Listed entries ▸

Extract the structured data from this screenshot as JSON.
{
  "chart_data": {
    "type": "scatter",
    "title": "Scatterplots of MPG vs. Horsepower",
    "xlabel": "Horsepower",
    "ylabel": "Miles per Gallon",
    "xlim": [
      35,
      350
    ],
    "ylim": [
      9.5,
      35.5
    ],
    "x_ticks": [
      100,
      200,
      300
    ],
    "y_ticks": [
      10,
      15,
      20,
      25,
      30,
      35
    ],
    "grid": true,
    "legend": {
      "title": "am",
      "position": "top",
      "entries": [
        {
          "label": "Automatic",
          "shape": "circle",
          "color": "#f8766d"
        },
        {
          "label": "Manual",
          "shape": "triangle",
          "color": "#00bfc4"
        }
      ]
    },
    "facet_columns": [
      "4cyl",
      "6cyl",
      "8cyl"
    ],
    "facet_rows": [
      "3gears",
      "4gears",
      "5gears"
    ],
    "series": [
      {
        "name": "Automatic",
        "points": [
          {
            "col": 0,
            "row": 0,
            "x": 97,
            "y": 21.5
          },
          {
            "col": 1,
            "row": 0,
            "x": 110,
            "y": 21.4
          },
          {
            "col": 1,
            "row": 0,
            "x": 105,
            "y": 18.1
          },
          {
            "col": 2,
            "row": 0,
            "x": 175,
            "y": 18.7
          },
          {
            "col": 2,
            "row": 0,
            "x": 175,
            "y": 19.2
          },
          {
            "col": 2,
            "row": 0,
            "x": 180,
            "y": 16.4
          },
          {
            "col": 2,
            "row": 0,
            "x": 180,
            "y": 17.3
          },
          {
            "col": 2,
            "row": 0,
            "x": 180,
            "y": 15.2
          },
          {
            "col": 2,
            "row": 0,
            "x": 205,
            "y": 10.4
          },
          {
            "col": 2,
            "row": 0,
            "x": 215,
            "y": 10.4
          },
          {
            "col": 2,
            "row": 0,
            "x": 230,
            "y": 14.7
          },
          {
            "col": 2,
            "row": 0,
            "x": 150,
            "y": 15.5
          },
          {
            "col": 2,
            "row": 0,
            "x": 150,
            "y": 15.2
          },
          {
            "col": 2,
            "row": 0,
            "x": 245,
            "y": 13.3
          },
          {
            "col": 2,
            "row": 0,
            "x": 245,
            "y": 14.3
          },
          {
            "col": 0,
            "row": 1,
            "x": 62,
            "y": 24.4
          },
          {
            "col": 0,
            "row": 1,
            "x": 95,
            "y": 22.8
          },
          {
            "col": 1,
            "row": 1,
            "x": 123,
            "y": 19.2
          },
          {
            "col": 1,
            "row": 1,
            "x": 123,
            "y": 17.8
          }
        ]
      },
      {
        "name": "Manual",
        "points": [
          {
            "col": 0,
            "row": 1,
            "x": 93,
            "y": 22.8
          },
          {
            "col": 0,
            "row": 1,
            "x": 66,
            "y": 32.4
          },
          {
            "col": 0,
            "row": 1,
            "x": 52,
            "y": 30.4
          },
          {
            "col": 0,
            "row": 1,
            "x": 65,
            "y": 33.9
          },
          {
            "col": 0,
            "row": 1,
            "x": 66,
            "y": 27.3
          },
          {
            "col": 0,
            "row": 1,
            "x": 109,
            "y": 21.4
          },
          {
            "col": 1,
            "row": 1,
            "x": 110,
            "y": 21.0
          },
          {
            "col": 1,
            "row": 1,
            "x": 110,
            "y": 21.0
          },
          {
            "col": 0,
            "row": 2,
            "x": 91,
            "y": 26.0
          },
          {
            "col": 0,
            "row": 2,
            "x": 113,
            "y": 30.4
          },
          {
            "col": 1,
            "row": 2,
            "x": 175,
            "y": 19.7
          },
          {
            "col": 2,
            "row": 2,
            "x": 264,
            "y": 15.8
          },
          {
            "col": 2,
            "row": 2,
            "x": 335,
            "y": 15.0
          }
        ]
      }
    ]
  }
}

What to produce ▸ Above are the records; retype every one exactly.

Expected output ▸
Extract the structured data from this screenshot as JSON.
{
  "chart_data": {
    "type": "scatter",
    "title": "Scatterplots of MPG vs. Horsepower",
    "xlabel": "Horsepower",
    "ylabel": "Miles per Gallon",
    "xlim": [
      35,
      350
    ],
    "ylim": [
      9.5,
      35.5
    ],
    "x_ticks": [
      100,
      200,
      300
    ],
    "y_ticks": [
      10,
      15,
      20,
      25,
      30,
      35
    ],
    "grid": true,
    "legend": {
      "title": "am",
      "position": "top",
      "entries": [
        {
          "label": "Automatic",
          "shape": "circle",
          "color": "#f8766d"
        },
        {
          "label": "Manual",
          "shape": "triangle",
          "color": "#00bfc4"
        }
      ]
    },
    "facet_columns": [
      "4cyl",
      "6cyl",
      "8cyl"
    ],
    "facet_rows": [
      "3gears",
      "4gears",
      "5gears"
    ],
    "series": [
      {
        "name": "Automatic",
        "points": [
          {
            "col": 0,
            "row": 0,
            "x": 97,
            "y": 21.5
          },
          {
            "col": 1,
            "row": 0,
            "x": 110,
            "y": 21.4
          },
          {
            "col": 1,
            "row": 0,
            "x": 105,
            "y": 18.1
          },
          {
            "col": 2,
            "row": 0,
            "x": 175,
            "y": 18.7
          },
          {
            "col": 2,
            "row": 0,
            "x": 175,
            "y": 19.2
          },
          {
            "col": 2,
            "row": 0,
            "x": 180,
            "y": 16.4
          },
          {
            "col": 2,
            "row": 0,
            "x": 180,
            "y": 17.3
          },
          {
            "col": 2,
            "row": 0,
            "x": 180,
            "y": 15.2
          },
          {
            "col": 2,
            "row": 0,
            "x": 205,
            "y": 10.4
          },
          {
            "col": 2,
            "row": 0,
            "x": 215,
            "y": 10.4
          },
          {
            "col": 2,
            "row": 0,
            "x": 230,
            "y": 14.7
          },
          {
            "col": 2,
            "row": 0,
            "x": 150,
            "y": 15.5
          },
          {
            "col": 2,
            "row": 0,
            "x": 150,
            "y": 15.2
          },
          {
            "col": 2,
            "row": 0,
            "x": 245,
            "y": 13.3
          },
          {
            "col": 2,
            "row": 0,
            "x": 245,
            "y": 14.3
          },
          {
            "col": 0,
            "row": 1,
            "x": 62,
            "y": 24.4
          },
          {
            "col": 0,
            "row": 1,
            "x": 95,
            "y": 22.8
          },
          {
            "col": 1,
            "row": 1,
            "x": 123,
            "y": 19.2
          },
          {
            "col": 1,
            "row": 1,
            "x": 123,
            "y": 17.8
          }
        ]
      },
      {
        "name": "Manual",
        "points": [
          {
            "col": 0,
            "row": 1,
            "x": 93,
            "y": 22.8
          },
          {
            "col": 0,
            "row": 1,
            "x": 66,
            "y": 32.4
          },
          {
            "col": 0,
            "row": 1,
            "x": 52,
            "y": 30.4
          },
          {
            "col": 0,
            "row": 1,
            "x": 65,
            "y": 33.9
          },
          {
            "col": 0,
            "row": 1,
            "x": 66,
            "y": 27.3
          },
          {
            "col": 0,
            "row": 1,
            "x": 109,
            "y": 21.4
          },
          {
            "col": 1,
            "row": 1,
            "x": 110,
            "y": 21.0
          },
          {
            "col": 1,
            "row": 1,
            "x": 110,
            "y": 21.0
          },
          {
            "col": 0,
            "row": 2,
            "x": 91,
            "y": 26.0
          },
          {
            "col": 0,
            "row": 2,
            "x": 113,
            "y": 30.4
          },
          {
            "col": 1,
            "row": 2,
            "x": 175,
            "y": 19.7
          },
          {
            "col": 2,
            "row": 2,
            "x": 264,
            "y": 15.8
          },
          {
            "col": 2,
            "row": 2,
            "x": 335,
            "y": 15.0
          }
        ]
      }
    ]
  }
}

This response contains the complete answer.